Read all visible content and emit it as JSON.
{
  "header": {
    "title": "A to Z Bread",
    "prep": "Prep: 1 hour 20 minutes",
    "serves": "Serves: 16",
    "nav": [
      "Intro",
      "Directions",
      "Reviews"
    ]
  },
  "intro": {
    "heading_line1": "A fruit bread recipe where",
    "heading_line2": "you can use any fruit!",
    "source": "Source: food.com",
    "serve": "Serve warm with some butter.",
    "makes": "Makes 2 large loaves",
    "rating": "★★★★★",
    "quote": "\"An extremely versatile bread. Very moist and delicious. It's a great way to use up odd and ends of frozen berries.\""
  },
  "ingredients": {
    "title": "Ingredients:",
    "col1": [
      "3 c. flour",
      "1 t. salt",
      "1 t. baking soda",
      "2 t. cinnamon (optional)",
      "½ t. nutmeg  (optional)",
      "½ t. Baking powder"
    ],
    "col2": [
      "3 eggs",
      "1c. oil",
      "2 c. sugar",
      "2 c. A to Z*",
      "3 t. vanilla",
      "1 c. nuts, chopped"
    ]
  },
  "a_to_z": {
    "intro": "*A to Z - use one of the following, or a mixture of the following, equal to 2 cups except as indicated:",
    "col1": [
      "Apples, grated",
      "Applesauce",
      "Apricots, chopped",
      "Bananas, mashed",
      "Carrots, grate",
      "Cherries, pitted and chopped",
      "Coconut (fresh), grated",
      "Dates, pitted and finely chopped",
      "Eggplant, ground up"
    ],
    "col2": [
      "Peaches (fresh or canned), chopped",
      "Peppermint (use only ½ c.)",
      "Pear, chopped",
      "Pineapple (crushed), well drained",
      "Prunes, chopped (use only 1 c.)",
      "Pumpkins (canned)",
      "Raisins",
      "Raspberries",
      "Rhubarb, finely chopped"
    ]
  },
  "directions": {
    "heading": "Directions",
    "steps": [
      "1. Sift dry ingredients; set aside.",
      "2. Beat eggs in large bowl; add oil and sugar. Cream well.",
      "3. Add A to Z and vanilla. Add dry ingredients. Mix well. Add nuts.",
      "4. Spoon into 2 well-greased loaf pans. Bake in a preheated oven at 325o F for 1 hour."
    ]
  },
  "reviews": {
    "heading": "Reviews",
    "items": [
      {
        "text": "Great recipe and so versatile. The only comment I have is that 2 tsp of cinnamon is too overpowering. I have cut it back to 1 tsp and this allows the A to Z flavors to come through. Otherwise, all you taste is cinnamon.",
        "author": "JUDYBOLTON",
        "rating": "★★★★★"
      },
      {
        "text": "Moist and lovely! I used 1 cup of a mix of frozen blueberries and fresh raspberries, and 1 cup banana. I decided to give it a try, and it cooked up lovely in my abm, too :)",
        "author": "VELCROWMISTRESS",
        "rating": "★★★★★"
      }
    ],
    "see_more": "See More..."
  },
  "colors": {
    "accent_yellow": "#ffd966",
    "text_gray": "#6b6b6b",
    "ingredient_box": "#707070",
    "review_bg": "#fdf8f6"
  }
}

Direction - Find the lines above holding the word "eggs" and show them.

Solution -
      "3 eggs",
      "2. Beat eggs in large bowl; add oil and sugar. Cream well.",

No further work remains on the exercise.